- COMPLETE THE FOLLOWING -
**1)** Please answer these from the NLTK passage:
(a) How many points is naming at least 4 things NLTK can do worth?
(b) In the script that prints POS tags, what separates the tags?
(c) At least how many NLP frameworks or framework-like tools must be named?
**2)** Extend the NLTK passage, beginning right after its last line.

- DOCUMENT PASSAGE -
** Start **
NLTK and other NLP frameworks
- What are some advantages of using an existing NLP framework over writing all
the codes yourself? (1 point)
-
What are some disadvantages of using an existing NLP framework over writing all
the codes yourself? (1 point)
- Name at least 4 things NLTK can do (1 point).
- Given a list of tokens, write code that POS-tags the tokens, using NLTK (2 points).
- Write a script that reads in English text which has one sentence per line and prints out POS tags for the words (one sentence per line, POS tags separated by spaces), using NLTK (2 points).
- Write code using NLTK that takes English text and prints out the POS tag of the sentence-initial words (i.e. for each sentence, only print out the tag of its first word) (1 point).(2 points)
- Given a list of tokens, POS-tag them with NLTK and print out a frequency list of the tags (2 points).
- Name at least 2 NLP frameworks or framework-like tools, say something about them in 1-2 lines (at least what they are good for) (1 point).
Selected good practices in software development (not only in NLP, not only in Python)
** End **
- DATASET CONTENT -
** Start **
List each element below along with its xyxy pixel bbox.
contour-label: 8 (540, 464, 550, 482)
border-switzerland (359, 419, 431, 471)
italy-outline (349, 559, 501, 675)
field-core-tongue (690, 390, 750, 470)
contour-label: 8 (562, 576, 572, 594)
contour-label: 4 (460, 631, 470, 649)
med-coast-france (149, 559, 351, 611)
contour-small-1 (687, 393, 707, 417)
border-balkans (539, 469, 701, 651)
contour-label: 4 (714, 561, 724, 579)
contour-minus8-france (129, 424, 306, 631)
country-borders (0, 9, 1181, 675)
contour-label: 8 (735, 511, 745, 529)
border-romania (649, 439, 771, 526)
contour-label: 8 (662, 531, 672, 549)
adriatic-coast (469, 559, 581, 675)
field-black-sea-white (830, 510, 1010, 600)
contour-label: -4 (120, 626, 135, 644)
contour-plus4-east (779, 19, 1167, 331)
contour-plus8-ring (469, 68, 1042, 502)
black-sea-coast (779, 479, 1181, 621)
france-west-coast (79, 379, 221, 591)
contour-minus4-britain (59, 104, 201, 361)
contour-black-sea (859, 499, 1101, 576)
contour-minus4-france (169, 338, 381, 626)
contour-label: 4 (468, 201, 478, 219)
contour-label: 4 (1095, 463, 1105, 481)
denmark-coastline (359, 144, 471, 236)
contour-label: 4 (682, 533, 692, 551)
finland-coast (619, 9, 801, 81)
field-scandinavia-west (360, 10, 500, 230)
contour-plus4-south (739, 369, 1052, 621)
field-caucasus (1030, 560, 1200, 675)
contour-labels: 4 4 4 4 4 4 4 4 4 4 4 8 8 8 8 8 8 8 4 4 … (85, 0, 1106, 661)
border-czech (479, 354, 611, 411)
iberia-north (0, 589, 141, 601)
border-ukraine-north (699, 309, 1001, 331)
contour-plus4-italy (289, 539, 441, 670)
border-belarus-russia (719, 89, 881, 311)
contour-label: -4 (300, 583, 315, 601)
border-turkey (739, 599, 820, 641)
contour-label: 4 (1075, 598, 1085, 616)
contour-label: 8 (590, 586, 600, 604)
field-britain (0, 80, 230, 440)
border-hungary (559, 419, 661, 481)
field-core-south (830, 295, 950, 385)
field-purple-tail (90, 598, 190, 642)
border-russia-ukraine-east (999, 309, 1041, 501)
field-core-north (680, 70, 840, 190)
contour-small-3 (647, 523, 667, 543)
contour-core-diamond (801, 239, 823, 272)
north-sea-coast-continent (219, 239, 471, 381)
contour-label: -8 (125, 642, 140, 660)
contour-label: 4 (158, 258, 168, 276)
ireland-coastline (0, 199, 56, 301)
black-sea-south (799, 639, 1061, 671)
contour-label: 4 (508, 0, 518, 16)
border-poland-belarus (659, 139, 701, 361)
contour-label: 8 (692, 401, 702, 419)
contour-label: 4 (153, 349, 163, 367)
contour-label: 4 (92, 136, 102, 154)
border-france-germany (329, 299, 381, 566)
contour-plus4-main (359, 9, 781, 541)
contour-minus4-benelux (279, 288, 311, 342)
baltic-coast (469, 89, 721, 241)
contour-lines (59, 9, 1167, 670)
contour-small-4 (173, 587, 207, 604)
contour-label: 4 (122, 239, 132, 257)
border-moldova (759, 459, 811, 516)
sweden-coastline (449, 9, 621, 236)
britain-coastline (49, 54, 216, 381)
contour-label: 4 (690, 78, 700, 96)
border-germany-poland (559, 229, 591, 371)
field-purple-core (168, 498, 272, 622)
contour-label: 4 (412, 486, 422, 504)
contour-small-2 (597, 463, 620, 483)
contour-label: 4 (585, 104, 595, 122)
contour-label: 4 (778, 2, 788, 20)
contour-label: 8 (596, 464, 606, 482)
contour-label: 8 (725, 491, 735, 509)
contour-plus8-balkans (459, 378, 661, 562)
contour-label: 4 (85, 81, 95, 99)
** End **
- ANSWERS GIVEN -
**1)**
(a) 1 point
(b) Spaces
(c) At least 2

**2)**
- Explain what unit testing is. How is it done in Python? (1 point)
- Suggest at least three tests for the Module MagicalTagger whose synopsis is shown below:
import MagicalTagger
tagger = MagicalTagger('English')
sentence = ['Time','flies','like','an','arrow']
pos_tags = tagger.tag(sentence)
(2 points)
- What are crucial properties of a good bug report? (1 point)
- What is code profiling? (1 point)
- Let's say that you should develop a graph storage Python module (based only on the standard library) for representing coincidence of two words within a single sentence (i.e., whether two words appeared in the same sentence in some corpus, or not). You are considering two possible alternative representations: adjacency list (every word keeps the list of its neighbors in the graph), and an incidence matrix (a two-dimensional array keeping just ones and zeros). How would you decide which representation is better (for a given NLP application)? (2 points)
General text-processing problem solving
- Suppose there are three files, a, b, and c. One of them contains text in
English, the other two contain texts in other languages. Try to automatically
detect which is the English one (i.e. "I look into the files with my eyes." is
not a valid solution because this is not automatic) (2 points).
- Assume that Rudolf simply runs the code you submit for homework on his computer
without looking into the code. Why is that a bad idea? What could happen? Show
why this is a bad idea by inventing a short part of code you could have
submitted as homework. (2 points)
- Assume you have a text file with one sentence on each line. Print only sentences
that have exactly four words (2 points).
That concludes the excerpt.